(EXERCISE): Render the material again word for word, skipping the pictures in it.

__________________________________________________

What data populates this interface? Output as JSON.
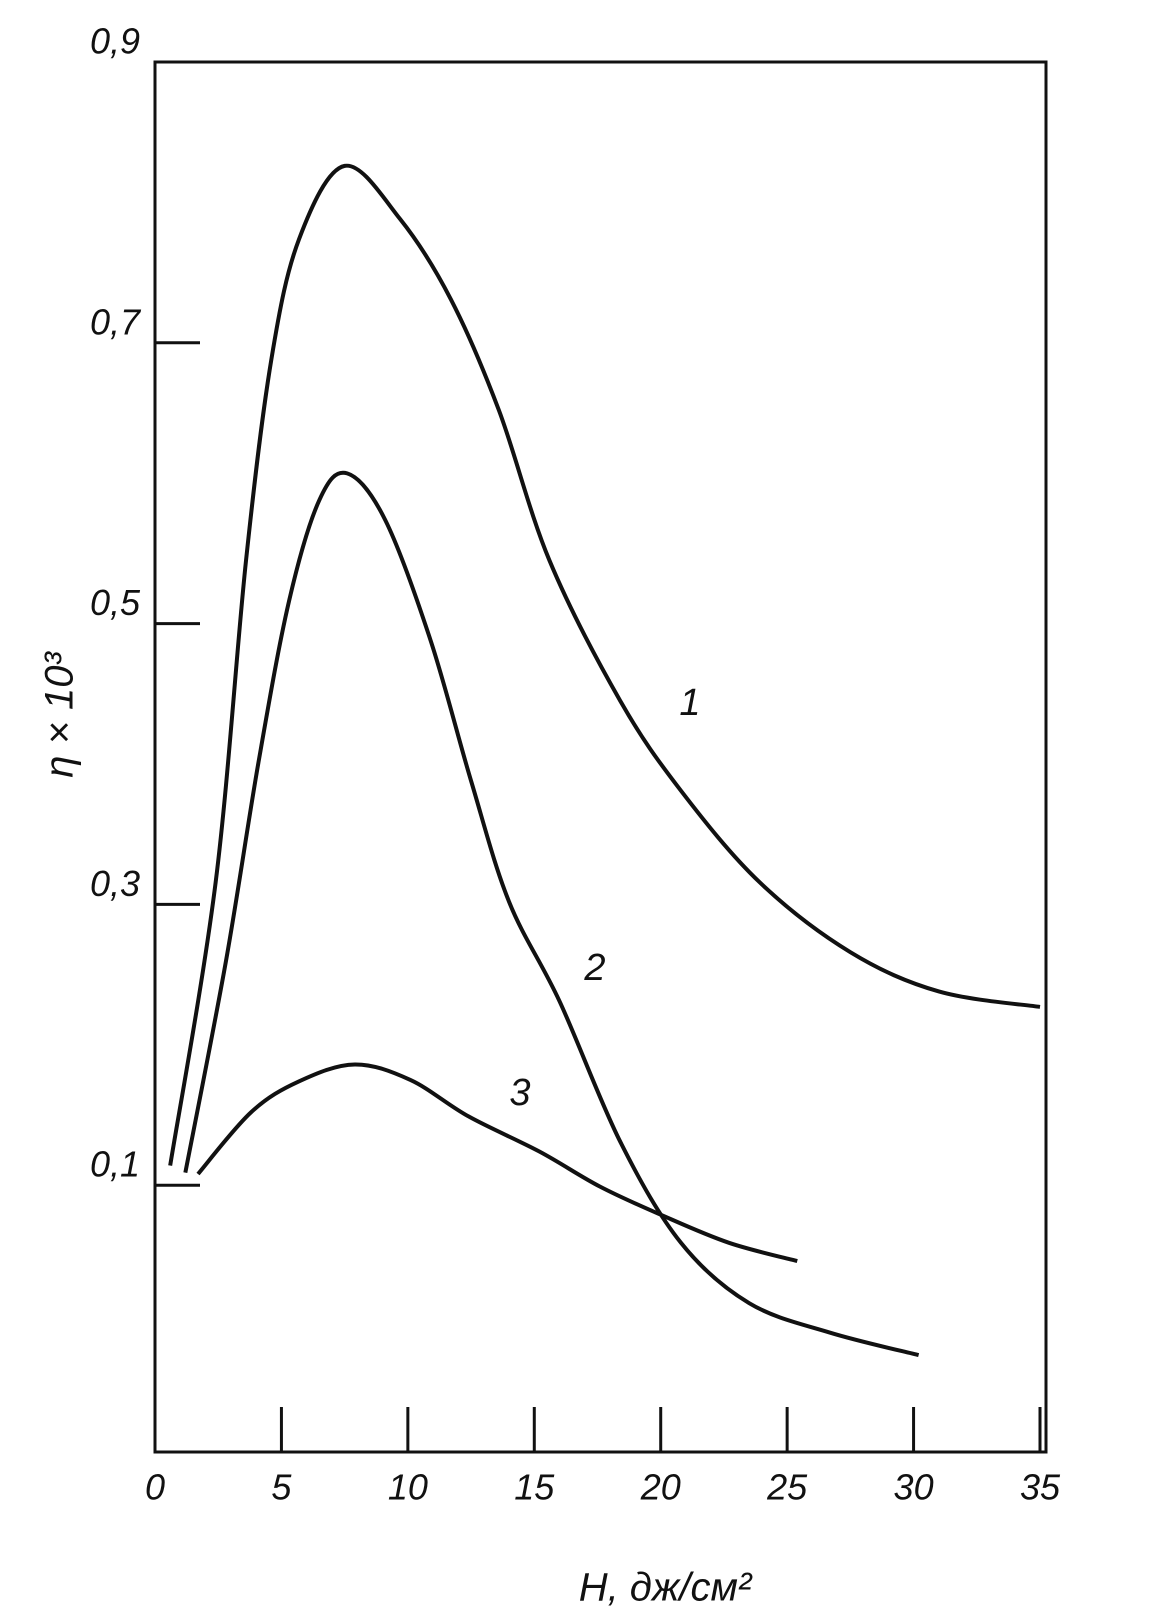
{
  "chart_data": {
    "type": "line",
    "xlabel": "H, дж/см²",
    "ylabel": "η × 10³",
    "xlim": [
      0,
      35
    ],
    "ylim": [
      -0.09,
      0.9
    ],
    "xticks": [
      0,
      5,
      10,
      15,
      20,
      25,
      30,
      35
    ],
    "yticks": [
      {
        "value": 0.1,
        "label": "0,1"
      },
      {
        "value": 0.3,
        "label": "0,3"
      },
      {
        "value": 0.5,
        "label": "0,5"
      },
      {
        "value": 0.7,
        "label": "0,7"
      },
      {
        "value": 0.9,
        "label": "0,9"
      }
    ],
    "grid": false,
    "series": [
      {
        "name": "1",
        "color": "#111111",
        "x": [
          0.6,
          2.4,
          3.6,
          4.6,
          5.7,
          7.5,
          9.7,
          11.7,
          13.6,
          15.6,
          18.4,
          20.8,
          23.9,
          27.5,
          31,
          35
        ],
        "values": [
          0.114,
          0.316,
          0.545,
          0.688,
          0.774,
          0.826,
          0.788,
          0.731,
          0.652,
          0.545,
          0.445,
          0.381,
          0.316,
          0.266,
          0.238,
          0.227
        ]
      },
      {
        "name": "2",
        "color": "#111111",
        "x": [
          1.2,
          2.8,
          4.1,
          5.3,
          6.5,
          7.6,
          9.1,
          10.9,
          12.5,
          14.0,
          16.0,
          18.4,
          20.8,
          23.5,
          26.7,
          30.2
        ],
        "values": [
          0.109,
          0.259,
          0.402,
          0.516,
          0.588,
          0.607,
          0.574,
          0.488,
          0.388,
          0.302,
          0.231,
          0.131,
          0.059,
          0.016,
          -0.005,
          -0.021
        ]
      },
      {
        "name": "3",
        "color": "#111111",
        "x": [
          1.7,
          3.8,
          5.7,
          7.9,
          10.1,
          12.4,
          15.2,
          17.6,
          20,
          22.7,
          25.4
        ],
        "values": [
          0.108,
          0.152,
          0.174,
          0.186,
          0.175,
          0.149,
          0.124,
          0.099,
          0.079,
          0.059,
          0.046
        ]
      }
    ]
  }
}
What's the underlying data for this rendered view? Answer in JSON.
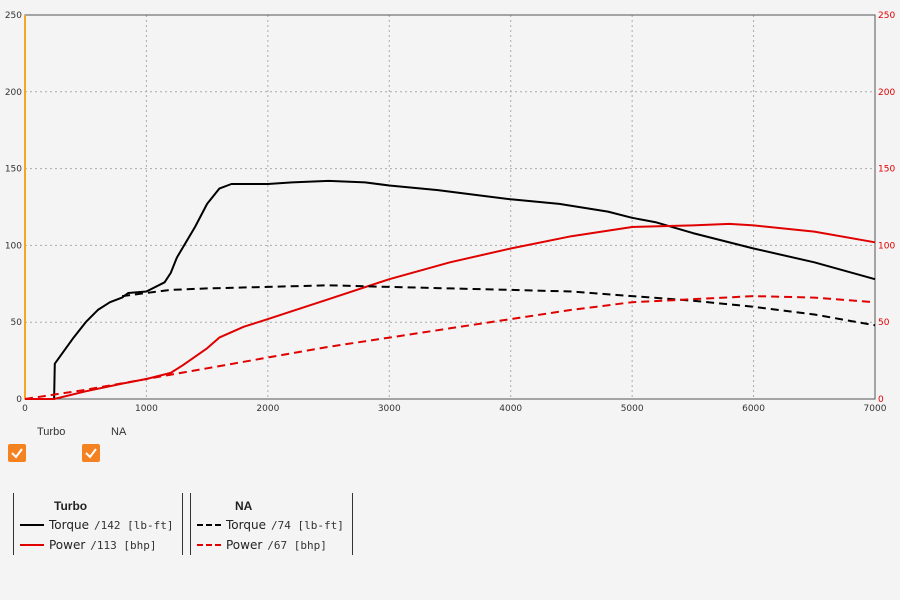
{
  "chart_data": {
    "type": "line",
    "x_range": [
      0,
      7000
    ],
    "x_ticks": [
      0,
      1000,
      2000,
      3000,
      4000,
      5000,
      6000,
      7000
    ],
    "y_left_range": [
      0,
      250
    ],
    "y_right_range": [
      0,
      250
    ],
    "y_ticks": [
      0,
      50,
      100,
      150,
      200,
      250
    ],
    "grid": true,
    "colors": {
      "torque": "#000000",
      "power": "#e00000",
      "right_axis": "#e00000",
      "left_band": "#f5a623"
    },
    "series": [
      {
        "name": "Torque",
        "group": "Turbo",
        "axis": "left",
        "style": "solid",
        "color": "#000000",
        "x": [
          0,
          240,
          245,
          400,
          500,
          600,
          700,
          800,
          850,
          1000,
          1150,
          1200,
          1250,
          1400,
          1500,
          1600,
          1700,
          1800,
          2000,
          2200,
          2500,
          2800,
          3000,
          3400,
          3700,
          4000,
          4400,
          4800,
          5000,
          5200,
          5500,
          6000,
          6500,
          7000
        ],
        "y": [
          0,
          0,
          23,
          40,
          50,
          58,
          63,
          66,
          69,
          70,
          76,
          82,
          92,
          112,
          127,
          137,
          140,
          140,
          140,
          141,
          142,
          141,
          139,
          136,
          133,
          130,
          127,
          122,
          118,
          115,
          108,
          98,
          89,
          78
        ]
      },
      {
        "name": "Power",
        "group": "Turbo",
        "axis": "right",
        "style": "solid",
        "color": "#e00000",
        "x": [
          0,
          240,
          500,
          800,
          1000,
          1200,
          1300,
          1500,
          1600,
          1800,
          2000,
          2500,
          3000,
          3500,
          4000,
          4500,
          5000,
          5500,
          5800,
          6000,
          6500,
          7000
        ],
        "y": [
          0,
          0,
          5,
          10,
          13,
          17,
          22,
          33,
          40,
          47,
          52,
          65,
          78,
          89,
          98,
          106,
          112,
          113,
          114,
          113,
          109,
          102
        ]
      },
      {
        "name": "Torque",
        "group": "NA",
        "axis": "left",
        "style": "dashed",
        "color": "#000000",
        "x": [
          800,
          1000,
          1200,
          1500,
          2000,
          2500,
          3000,
          3500,
          4000,
          4500,
          5000,
          5500,
          6000,
          6500,
          7000
        ],
        "y": [
          67,
          69,
          71,
          72,
          73,
          74,
          73,
          72,
          71,
          70,
          67,
          64,
          60,
          55,
          48
        ]
      },
      {
        "name": "Power",
        "group": "NA",
        "axis": "right",
        "style": "dashed",
        "color": "#e00000",
        "x": [
          0,
          500,
          1000,
          1500,
          2000,
          2500,
          3000,
          3500,
          4000,
          4500,
          5000,
          5500,
          6000,
          6500,
          7000
        ],
        "y": [
          0,
          6,
          13,
          20,
          27,
          34,
          40,
          46,
          52,
          58,
          63,
          65,
          67,
          66,
          63
        ]
      }
    ]
  },
  "toggles": [
    {
      "label": "Turbo",
      "checked": true
    },
    {
      "label": "NA",
      "checked": true
    }
  ],
  "legend": {
    "turbo": {
      "title": "Turbo",
      "torque_name": "Torque",
      "torque_value": "/142 [lb-ft]",
      "power_name": "Power",
      "power_value": "/113 [bhp]"
    },
    "na": {
      "title": "NA",
      "torque_name": "Torque",
      "torque_value": "/74 [lb-ft]",
      "power_name": "Power",
      "power_value": "/67 [bhp]"
    }
  }
}
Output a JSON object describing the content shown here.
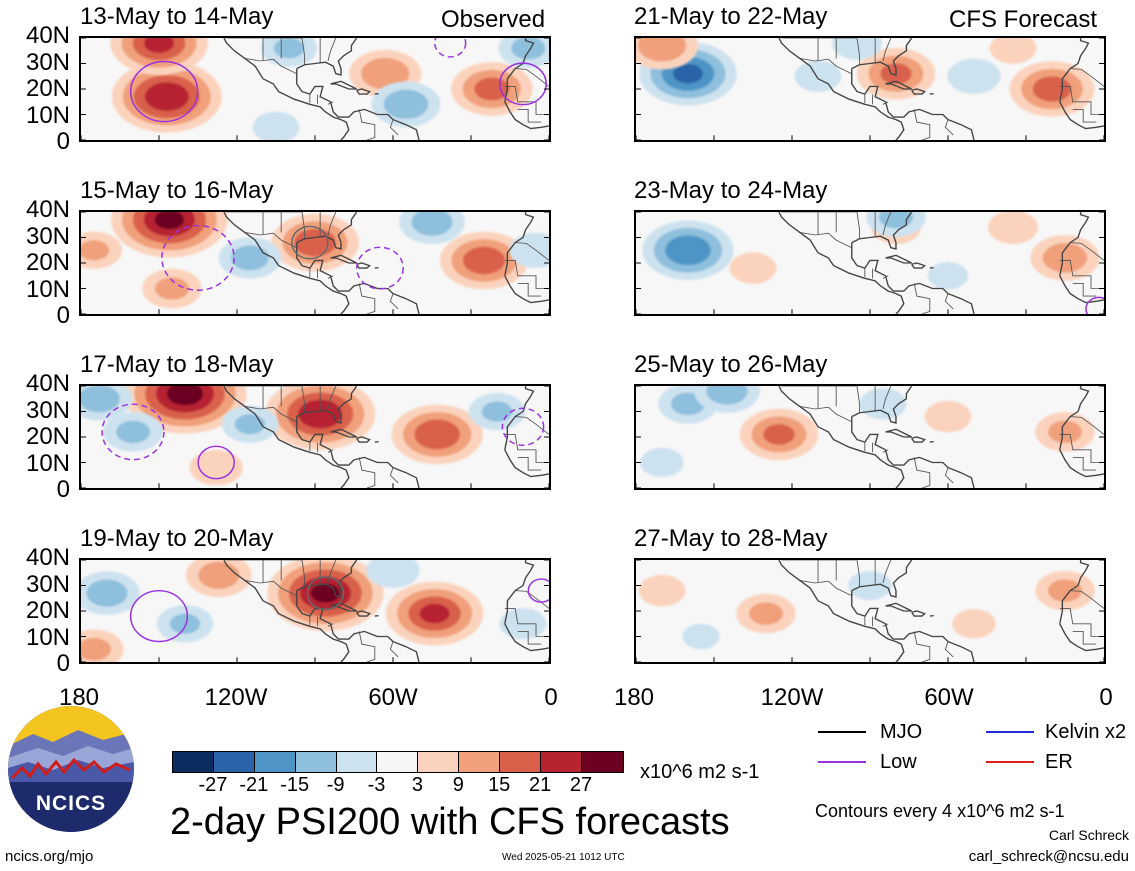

__________________________________________________

(TASK OUTPUT):
What data populates this interface? Output as JSON.
{
  "chart_data": {
    "type": "line",
    "xlabel": "H, дж/см²",
    "ylabel": "η × 10³",
    "xlim": [
      0,
      35
    ],
    "ylim": [
      -0.09,
      0.9
    ],
    "xticks": [
      0,
      5,
      10,
      15,
      20,
      25,
      30,
      35
    ],
    "yticks": [
      {
        "value": 0.1,
        "label": "0,1"
      },
      {
        "value": 0.3,
        "label": "0,3"
      },
      {
        "value": 0.5,
        "label": "0,5"
      },
      {
        "value": 0.7,
        "label": "0,7"
      },
      {
        "value": 0.9,
        "label": "0,9"
      }
    ],
    "grid": false,
    "series": [
      {
        "name": "1",
        "color": "#111111",
        "x": [
          0.6,
          2.4,
          3.6,
          4.6,
          5.7,
          7.5,
          9.7,
          11.7,
          13.6,
          15.6,
          18.4,
          20.8,
          23.9,
          27.5,
          31,
          35
        ],
        "values": [
          0.114,
          0.316,
          0.545,
          0.688,
          0.774,
          0.826,
          0.788,
          0.731,
          0.652,
          0.545,
          0.445,
          0.381,
          0.316,
          0.266,
          0.238,
          0.227
        ]
      },
      {
        "name": "2",
        "color": "#111111",
        "x": [
          1.2,
          2.8,
          4.1,
          5.3,
          6.5,
          7.6,
          9.1,
          10.9,
          12.5,
          14.0,
          16.0,
          18.4,
          20.8,
          23.5,
          26.7,
          30.2
        ],
        "values": [
          0.109,
          0.259,
          0.402,
          0.516,
          0.588,
          0.607,
          0.574,
          0.488,
          0.388,
          0.302,
          0.231,
          0.131,
          0.059,
          0.016,
          -0.005,
          -0.021
        ]
      },
      {
        "name": "3",
        "color": "#111111",
        "x": [
          1.7,
          3.8,
          5.7,
          7.9,
          10.1,
          12.4,
          15.2,
          17.6,
          20,
          22.7,
          25.4
        ],
        "values": [
          0.108,
          0.152,
          0.174,
          0.186,
          0.175,
          0.149,
          0.124,
          0.099,
          0.079,
          0.059,
          0.046
        ]
      }
    ]
  }
}
What's the underlying data for this rendered view? Answer in JSON.
{
  "chart_data": {
    "type": "line",
    "x_range": [
      0,
      7000
    ],
    "x_ticks": [
      0,
      1000,
      2000,
      3000,
      4000,
      5000,
      6000,
      7000
    ],
    "y_left_range": [
      0,
      250
    ],
    "y_right_range": [
      0,
      250
    ],
    "y_ticks": [
      0,
      50,
      100,
      150,
      200,
      250
    ],
    "grid": true,
    "colors": {
      "torque": "#000000",
      "power": "#e00000",
      "right_axis": "#e00000",
      "left_band": "#f5a623"
    },
    "series": [
      {
        "name": "Torque",
        "group": "Turbo",
        "axis": "left",
        "style": "solid",
        "color": "#000000",
        "x": [
          0,
          240,
          245,
          400,
          500,
          600,
          700,
          800,
          850,
          1000,
          1150,
          1200,
          1250,
          1400,
          1500,
          1600,
          1700,
          1800,
          2000,
          2200,
          2500,
          2800,
          3000,
          3400,
          3700,
          4000,
          4400,
          4800,
          5000,
          5200,
          5500,
          6000,
          6500,
          7000
        ],
        "y": [
          0,
          0,
          23,
          40,
          50,
          58,
          63,
          66,
          69,
          70,
          76,
          82,
          92,
          112,
          127,
          137,
          140,
          140,
          140,
          141,
          142,
          141,
          139,
          136,
          133,
          130,
          127,
          122,
          118,
          115,
          108,
          98,
          89,
          78
        ]
      },
      {
        "name": "Power",
        "group": "Turbo",
        "axis": "right",
        "style": "solid",
        "color": "#e00000",
        "x": [
          0,
          240,
          500,
          800,
          1000,
          1200,
          1300,
          1500,
          1600,
          1800,
          2000,
          2500,
          3000,
          3500,
          4000,
          4500,
          5000,
          5500,
          5800,
          6000,
          6500,
          7000
        ],
        "y": [
          0,
          0,
          5,
          10,
          13,
          17,
          22,
          33,
          40,
          47,
          52,
          65,
          78,
          89,
          98,
          106,
          112,
          113,
          114,
          113,
          109,
          102
        ]
      },
      {
        "name": "Torque",
        "group": "NA",
        "axis": "left",
        "style": "dashed",
        "color": "#000000",
        "x": [
          800,
          1000,
          1200,
          1500,
          2000,
          2500,
          3000,
          3500,
          4000,
          4500,
          5000,
          5500,
          6000,
          6500,
          7000
        ],
        "y": [
          67,
          69,
          71,
          72,
          73,
          74,
          73,
          72,
          71,
          70,
          67,
          64,
          60,
          55,
          48
        ]
      },
      {
        "name": "Power",
        "group": "NA",
        "axis": "right",
        "style": "dashed",
        "color": "#e00000",
        "x": [
          0,
          500,
          1000,
          1500,
          2000,
          2500,
          3000,
          3500,
          4000,
          4500,
          5000,
          5500,
          6000,
          6500,
          7000
        ],
        "y": [
          0,
          6,
          13,
          20,
          27,
          34,
          40,
          46,
          52,
          58,
          63,
          65,
          67,
          66,
          63
        ]
      }
    ]
  },
  "toggles": [
    {
      "label": "Turbo",
      "checked": true
    },
    {
      "label": "NA",
      "checked": true
    }
  ],
  "legend": {
    "turbo": {
      "title": "Turbo",
      "torque_name": "Torque",
      "torque_value": "/142 [lb-ft]",
      "power_name": "Power",
      "power_value": "/113 [bhp]"
    },
    "na": {
      "title": "NA",
      "torque_name": "Torque",
      "torque_value": "/74 [lb-ft]",
      "power_name": "Power",
      "power_value": "/67 [bhp]"
    }
  }
}
Output a JSON object describing the content shown here.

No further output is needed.